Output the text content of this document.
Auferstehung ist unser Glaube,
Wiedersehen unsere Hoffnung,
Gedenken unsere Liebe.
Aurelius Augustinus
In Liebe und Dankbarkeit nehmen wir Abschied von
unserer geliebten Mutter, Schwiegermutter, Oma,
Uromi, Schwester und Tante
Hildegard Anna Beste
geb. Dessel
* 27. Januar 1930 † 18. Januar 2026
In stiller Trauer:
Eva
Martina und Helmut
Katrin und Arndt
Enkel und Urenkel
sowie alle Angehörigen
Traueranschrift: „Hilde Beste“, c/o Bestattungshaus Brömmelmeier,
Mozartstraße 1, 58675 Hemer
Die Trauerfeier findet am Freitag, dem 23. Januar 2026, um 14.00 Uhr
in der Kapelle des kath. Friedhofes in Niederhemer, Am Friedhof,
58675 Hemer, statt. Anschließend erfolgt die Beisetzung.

==

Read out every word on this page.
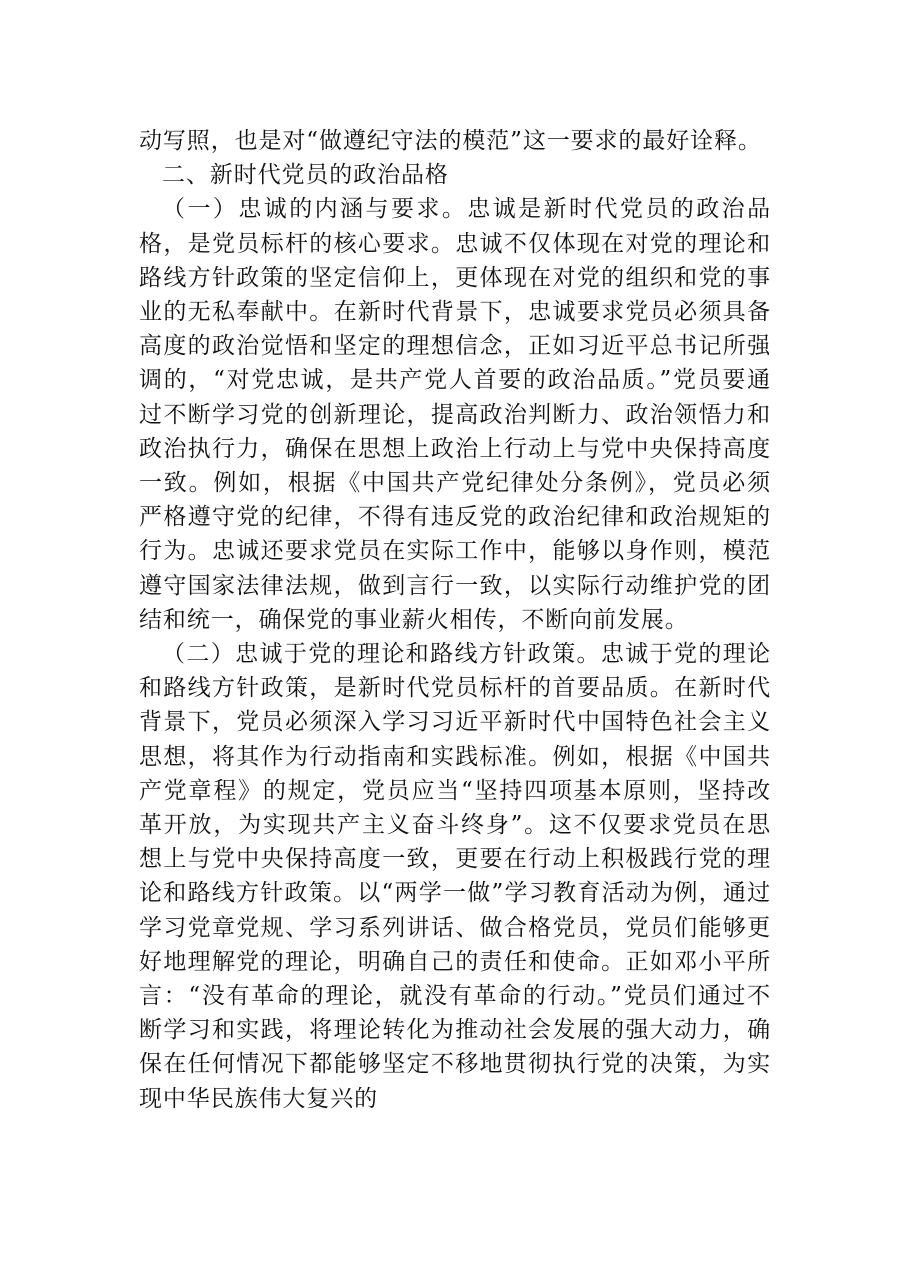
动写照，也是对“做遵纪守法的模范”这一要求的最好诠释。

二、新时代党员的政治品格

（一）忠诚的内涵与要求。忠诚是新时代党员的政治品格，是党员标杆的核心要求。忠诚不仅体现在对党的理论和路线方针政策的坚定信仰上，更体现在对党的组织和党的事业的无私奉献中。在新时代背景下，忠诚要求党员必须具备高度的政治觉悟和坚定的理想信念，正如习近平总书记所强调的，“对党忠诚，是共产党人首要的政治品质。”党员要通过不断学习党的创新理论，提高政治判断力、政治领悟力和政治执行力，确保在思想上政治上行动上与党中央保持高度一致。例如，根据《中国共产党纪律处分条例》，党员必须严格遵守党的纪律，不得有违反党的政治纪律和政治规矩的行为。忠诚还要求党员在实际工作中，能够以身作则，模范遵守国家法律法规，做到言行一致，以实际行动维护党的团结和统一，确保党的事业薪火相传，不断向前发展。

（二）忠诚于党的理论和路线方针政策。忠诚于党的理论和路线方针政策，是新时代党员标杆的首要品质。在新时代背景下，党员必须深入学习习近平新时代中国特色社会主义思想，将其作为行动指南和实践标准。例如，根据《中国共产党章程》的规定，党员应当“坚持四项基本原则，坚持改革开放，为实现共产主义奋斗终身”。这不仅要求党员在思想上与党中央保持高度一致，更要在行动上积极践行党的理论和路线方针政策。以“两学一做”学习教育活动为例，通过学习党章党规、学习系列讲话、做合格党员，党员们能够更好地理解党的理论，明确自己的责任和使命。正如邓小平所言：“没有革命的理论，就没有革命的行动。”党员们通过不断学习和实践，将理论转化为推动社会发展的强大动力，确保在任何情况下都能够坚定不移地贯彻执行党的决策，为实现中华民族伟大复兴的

§ **Required task**
Tell how many lines of the data above hold the string "this". Give only the number.

§ **Finished answer**
2